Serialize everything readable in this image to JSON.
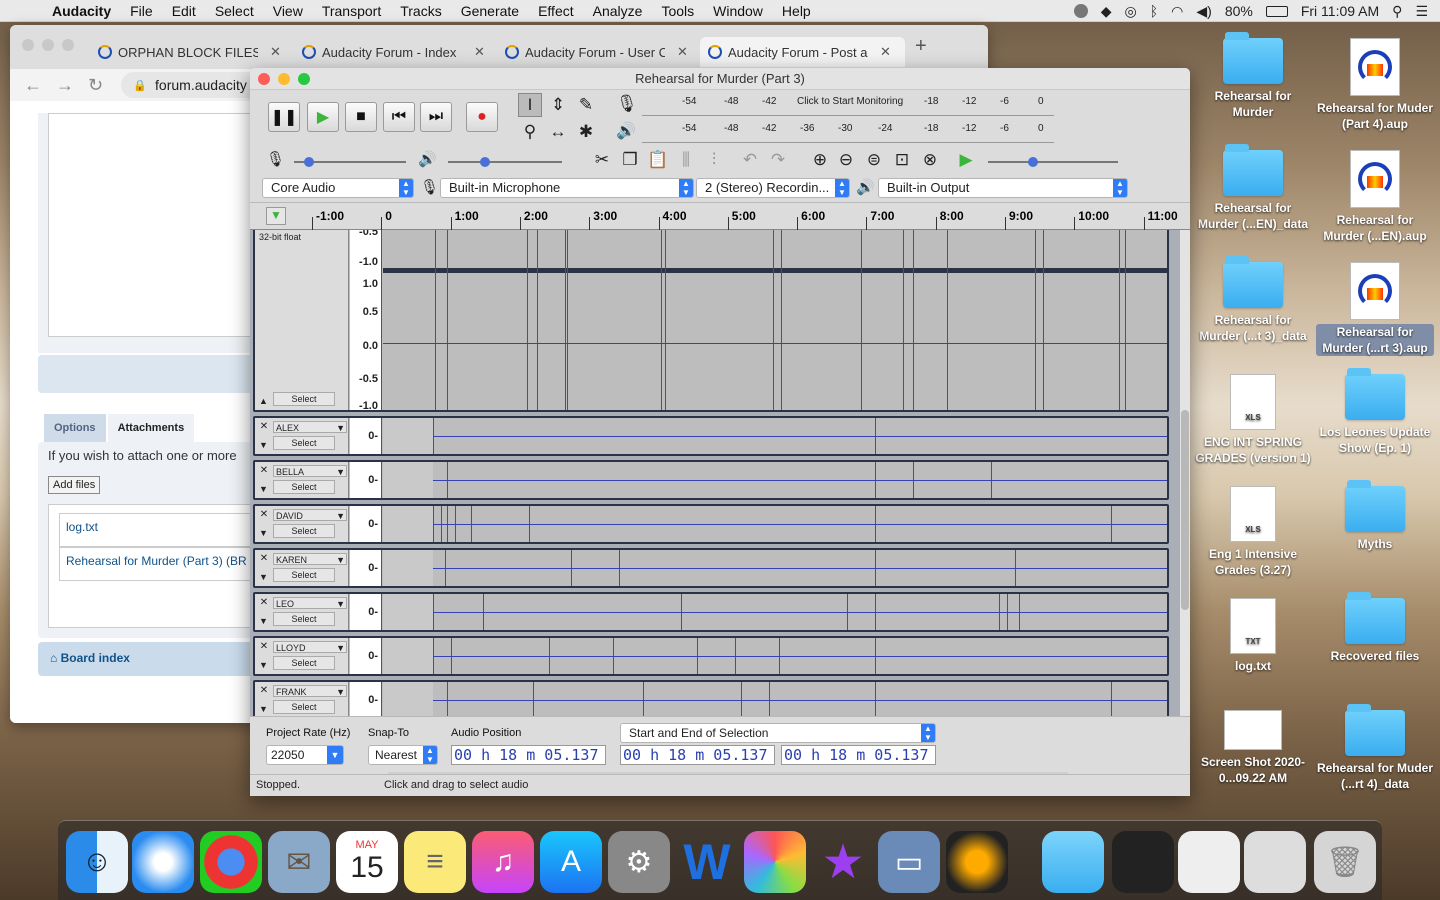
{
  "menubar": {
    "app": "Audacity",
    "items": [
      "File",
      "Edit",
      "Select",
      "View",
      "Transport",
      "Tracks",
      "Generate",
      "Effect",
      "Analyze",
      "Tools",
      "Window",
      "Help"
    ],
    "battery": "80%",
    "clock": "Fri 11:09 AM"
  },
  "browser": {
    "tabs": [
      "ORPHAN BLOCK FILES?!",
      "Audacity Forum - Index",
      "Audacity Forum - User C",
      "Audacity Forum - Post a"
    ],
    "url": "forum.audacity",
    "tab_options": "Options",
    "tab_attachments": "Attachments",
    "attach_text": "If you wish to attach one or more",
    "add_files": "Add files",
    "attach_list": [
      "log.txt",
      "Rehearsal for Murder (Part 3) (BR"
    ],
    "board_index": "Board index"
  },
  "audacity": {
    "title": "Rehearsal for Murder (Part 3)",
    "meter_rec": [
      "-54",
      "-48",
      "-42",
      "Click to Start Monitoring",
      "-18",
      "-12",
      "-6",
      "0"
    ],
    "meter_play": [
      "-54",
      "-48",
      "-42",
      "-36",
      "-30",
      "-24",
      "-18",
      "-12",
      "-6",
      "0"
    ],
    "host": "Core Audio",
    "input": "Built-in Microphone",
    "channels": "2 (Stereo) Recordin...",
    "output": "Built-in Output",
    "ruler": [
      "-1:00",
      "0",
      "1:00",
      "2:00",
      "3:00",
      "4:00",
      "5:00",
      "6:00",
      "7:00",
      "8:00",
      "9:00",
      "10:00",
      "11:00"
    ],
    "first_track": {
      "format": "32-bit float",
      "scale_top": [
        "-0.5",
        "-1.0"
      ],
      "scale": [
        "1.0",
        "0.5",
        "0.0",
        "-0.5",
        "-1.0"
      ],
      "select": "Select"
    },
    "tracks": [
      {
        "name": "ALEX",
        "zero": "0-",
        "select": "Select"
      },
      {
        "name": "BELLA",
        "zero": "0-",
        "select": "Select"
      },
      {
        "name": "DAVID",
        "zero": "0-",
        "select": "Select"
      },
      {
        "name": "KAREN",
        "zero": "0-",
        "select": "Select"
      },
      {
        "name": "LEO",
        "zero": "0-",
        "select": "Select"
      },
      {
        "name": "LLOYD",
        "zero": "0-",
        "select": "Select"
      },
      {
        "name": "FRANK",
        "zero": "0-",
        "select": "Select"
      }
    ],
    "project_rate_label": "Project Rate (Hz)",
    "project_rate": "22050",
    "snap_label": "Snap-To",
    "snap": "Nearest",
    "audio_pos_label": "Audio Position",
    "audio_pos": "00 h 18 m 05.137 s",
    "sel_mode": "Start and End of Selection",
    "sel_start": "00 h 18 m 05.137 s",
    "sel_end": "00 h 18 m 05.137 s",
    "status_left": "Stopped.",
    "status_right": "Click and drag to select audio"
  },
  "desktop": [
    {
      "label": "Rehearsal for Murder",
      "type": "folder"
    },
    {
      "label": "Rehearsal for Muder (Part 4).aup",
      "type": "aup"
    },
    {
      "label": "Rehearsal for Murder (...EN)_data",
      "type": "folder"
    },
    {
      "label": "Rehearsal for Murder (...EN).aup",
      "type": "aup"
    },
    {
      "label": "Rehearsal for Murder (...t 3)_data",
      "type": "folder"
    },
    {
      "label": "Rehearsal for Murder (...rt 3).aup",
      "type": "aup"
    },
    {
      "label": "ENG INT SPRING GRADES (version 1)",
      "type": "xls"
    },
    {
      "label": "Los Leones Update Show (Ep. 1)",
      "type": "folder"
    },
    {
      "label": "Eng 1 Intensive Grades (3.27)",
      "type": "xls"
    },
    {
      "label": "Myths",
      "type": "folder"
    },
    {
      "label": "log.txt",
      "type": "txt"
    },
    {
      "label": "Recovered files",
      "type": "folder"
    },
    {
      "label": "Screen Shot 2020-0...09.22 AM",
      "type": "shot"
    },
    {
      "label": "Rehearsal for Muder (...rt 4)_data",
      "type": "folder"
    }
  ],
  "dock": {
    "calendar_month": "MAY",
    "calendar_day": "15"
  }
}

——————

• Exercise: Take each line of the material that contains the word "Rehearsal" and list it.

• Answer below:
      "Rehearsal for Murder (Part 3) (BR"
    "title": "Rehearsal for Murder (Part 3)",
      "label": "Rehearsal for Murder",
      "label": "Rehearsal for Muder (Part 4).aup",
      "label": "Rehearsal for Murder (...EN)_data",
      "label": "Rehearsal for Murder (...EN).aup",
      "label": "Rehearsal for Murder (...t 3)_data",
      "label": "Rehearsal for Murder (...rt 3).aup",
      "label": "Rehearsal for Muder (...rt 4)_data",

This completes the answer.